== RECORDS ==
---+---

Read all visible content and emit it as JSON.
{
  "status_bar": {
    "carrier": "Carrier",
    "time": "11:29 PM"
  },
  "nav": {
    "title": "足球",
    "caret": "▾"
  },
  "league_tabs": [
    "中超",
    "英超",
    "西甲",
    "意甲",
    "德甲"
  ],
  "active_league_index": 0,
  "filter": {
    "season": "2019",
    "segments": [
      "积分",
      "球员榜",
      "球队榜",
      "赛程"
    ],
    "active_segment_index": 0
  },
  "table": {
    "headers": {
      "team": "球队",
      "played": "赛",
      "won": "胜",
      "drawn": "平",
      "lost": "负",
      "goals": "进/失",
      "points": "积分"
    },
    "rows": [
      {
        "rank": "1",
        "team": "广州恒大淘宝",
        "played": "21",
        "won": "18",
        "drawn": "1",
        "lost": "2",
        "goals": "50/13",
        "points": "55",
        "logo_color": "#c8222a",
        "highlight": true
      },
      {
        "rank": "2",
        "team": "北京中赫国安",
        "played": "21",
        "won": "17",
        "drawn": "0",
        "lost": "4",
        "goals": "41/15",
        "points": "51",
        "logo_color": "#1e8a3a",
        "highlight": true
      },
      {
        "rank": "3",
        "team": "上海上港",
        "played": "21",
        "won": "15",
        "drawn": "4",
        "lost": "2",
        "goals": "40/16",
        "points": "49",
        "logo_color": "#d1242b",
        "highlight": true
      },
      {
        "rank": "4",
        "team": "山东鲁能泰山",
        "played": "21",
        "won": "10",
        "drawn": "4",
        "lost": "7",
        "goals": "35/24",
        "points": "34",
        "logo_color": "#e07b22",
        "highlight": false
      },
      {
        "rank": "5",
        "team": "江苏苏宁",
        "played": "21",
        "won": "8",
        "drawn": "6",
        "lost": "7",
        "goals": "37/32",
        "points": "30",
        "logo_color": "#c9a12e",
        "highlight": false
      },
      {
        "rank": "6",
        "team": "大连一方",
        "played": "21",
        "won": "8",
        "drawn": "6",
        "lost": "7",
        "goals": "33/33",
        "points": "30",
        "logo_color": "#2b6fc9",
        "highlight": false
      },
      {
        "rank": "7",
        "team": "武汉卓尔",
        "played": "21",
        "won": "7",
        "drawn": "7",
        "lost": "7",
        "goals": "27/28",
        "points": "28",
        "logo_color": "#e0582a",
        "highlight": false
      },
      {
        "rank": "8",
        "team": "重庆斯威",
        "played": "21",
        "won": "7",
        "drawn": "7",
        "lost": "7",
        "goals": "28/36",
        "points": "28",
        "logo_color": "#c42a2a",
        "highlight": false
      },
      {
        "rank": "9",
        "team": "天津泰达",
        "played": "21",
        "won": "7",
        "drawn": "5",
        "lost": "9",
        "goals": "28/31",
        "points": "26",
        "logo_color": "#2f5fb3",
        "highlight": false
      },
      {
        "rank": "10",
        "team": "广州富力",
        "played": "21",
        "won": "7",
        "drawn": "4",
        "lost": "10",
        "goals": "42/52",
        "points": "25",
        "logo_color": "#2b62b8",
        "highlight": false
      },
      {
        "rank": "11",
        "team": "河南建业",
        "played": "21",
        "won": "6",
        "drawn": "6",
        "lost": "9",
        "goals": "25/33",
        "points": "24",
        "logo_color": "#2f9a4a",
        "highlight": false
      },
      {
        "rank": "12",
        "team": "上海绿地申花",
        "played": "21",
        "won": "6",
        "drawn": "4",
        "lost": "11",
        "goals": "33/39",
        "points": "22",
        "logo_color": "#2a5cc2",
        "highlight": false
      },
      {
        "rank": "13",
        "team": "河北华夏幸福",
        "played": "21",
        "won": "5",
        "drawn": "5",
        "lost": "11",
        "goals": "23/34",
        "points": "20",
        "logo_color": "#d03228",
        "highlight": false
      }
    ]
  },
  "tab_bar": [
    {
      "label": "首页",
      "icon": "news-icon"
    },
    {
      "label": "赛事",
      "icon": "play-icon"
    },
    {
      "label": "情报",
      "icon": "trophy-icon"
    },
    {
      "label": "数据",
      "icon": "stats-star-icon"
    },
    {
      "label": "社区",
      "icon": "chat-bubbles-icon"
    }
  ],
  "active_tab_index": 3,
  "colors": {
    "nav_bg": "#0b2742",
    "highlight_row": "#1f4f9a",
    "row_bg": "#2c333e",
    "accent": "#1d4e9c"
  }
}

---+---

== EXERCISE TASK ==
Write out the material exactly as given.

== THE ANSWER ==
Read all visible content and emit it as JSON.
{
  "status_bar": {
    "carrier": "Carrier",
    "time": "11:29 PM"
  },
  "nav": {
    "title": "足球",
    "caret": "▾"
  },
  "league_tabs": [
    "中超",
    "英超",
    "西甲",
    "意甲",
    "德甲"
  ],
  "active_league_index": 0,
  "filter": {
    "season": "2019",
    "segments": [
      "积分",
      "球员榜",
      "球队榜",
      "赛程"
    ],
    "active_segment_index": 0
  },
  "table": {
    "headers": {
      "team": "球队",
      "played": "赛",
      "won": "胜",
      "drawn": "平",
      "lost": "负",
      "goals": "进/失",
      "points": "积分"
    },
    "rows": [
      {
        "rank": "1",
        "team": "广州恒大淘宝",
        "played": "21",
        "won": "18",
        "drawn": "1",
        "lost": "2",
        "goals": "50/13",
        "points": "55",
        "logo_color": "#c8222a",
        "highlight": true
      },
      {
        "rank": "2",
        "team": "北京中赫国安",
        "played": "21",
        "won": "17",
        "drawn": "0",
        "lost": "4",
        "goals": "41/15",
        "points": "51",
        "logo_color": "#1e8a3a",
        "highlight": true
      },
      {
        "rank": "3",
        "team": "上海上港",
        "played": "21",
        "won": "15",
        "drawn": "4",
        "lost": "2",
        "goals": "40/16",
        "points": "49",
        "logo_color": "#d1242b",
        "highlight": true
      },
      {
        "rank": "4",
        "team": "山东鲁能泰山",
        "played": "21",
        "won": "10",
        "drawn": "4",
        "lost": "7",
        "goals": "35/24",
        "points": "34",
        "logo_color": "#e07b22",
        "highlight": false
      },
      {
        "rank": "5",
        "team": "江苏苏宁",
        "played": "21",
        "won": "8",
        "drawn": "6",
        "lost": "7",
        "goals": "37/32",
        "points": "30",
        "logo_color": "#c9a12e",
        "highlight": false
      },
      {
        "rank": "6",
        "team": "大连一方",
        "played": "21",
        "won": "8",
        "drawn": "6",
        "lost": "7",
        "goals": "33/33",
        "points": "30",
        "logo_color": "#2b6fc9",
        "highlight": false
      },
      {
        "rank": "7",
        "team": "武汉卓尔",
        "played": "21",
        "won": "7",
        "drawn": "7",
        "lost": "7",
        "goals": "27/28",
        "points": "28",
        "logo_color": "#e0582a",
        "highlight": false
      },
      {
        "rank": "8",
        "team": "重庆斯威",
        "played": "21",
        "won": "7",
        "drawn": "7",
        "lost": "7",
        "goals": "28/36",
        "points": "28",
        "logo_color": "#c42a2a",
        "highlight": false
      },
      {
        "rank": "9",
        "team": "天津泰达",
        "played": "21",
        "won": "7",
        "drawn": "5",
        "lost": "9",
        "goals": "28/31",
        "points": "26",
        "logo_color": "#2f5fb3",
        "highlight": false
      },
      {
        "rank": "10",
        "team": "广州富力",
        "played": "21",
        "won": "7",
        "drawn": "4",
        "lost": "10",
        "goals": "42/52",
        "points": "25",
        "logo_color": "#2b62b8",
        "highlight": false
      },
      {
        "rank": "11",
        "team": "河南建业",
        "played": "21",
        "won": "6",
        "drawn": "6",
        "lost": "9",
        "goals": "25/33",
        "points": "24",
        "logo_color": "#2f9a4a",
        "highlight": false
      },
      {
        "rank": "12",
        "team": "上海绿地申花",
        "played": "21",
        "won": "6",
        "drawn": "4",
        "lost": "11",
        "goals": "33/39",
        "points": "22",
        "logo_color": "#2a5cc2",
        "highlight": false
      },
      {
        "rank": "13",
        "team": "河北华夏幸福",
        "played": "21",
        "won": "5",
        "drawn": "5",
        "lost": "11",
        "goals": "23/34",
        "points": "20",
        "logo_color": "#d03228",
        "highlight": false
      }
    ]
  },
  "tab_bar": [
    {
      "label": "首页",
      "icon": "news-icon"
    },
    {
      "label": "赛事",
      "icon": "play-icon"
    },
    {
      "label": "情报",
      "icon": "trophy-icon"
    },
    {
      "label": "数据",
      "icon": "stats-star-icon"
    },
    {
      "label": "社区",
      "icon": "chat-bubbles-icon"
    }
  ],
  "active_tab_index": 3,
  "colors": {
    "nav_bg": "#0b2742",
    "highlight_row": "#1f4f9a",
    "row_bg": "#2c333e",
    "accent": "#1d4e9c"
  }
}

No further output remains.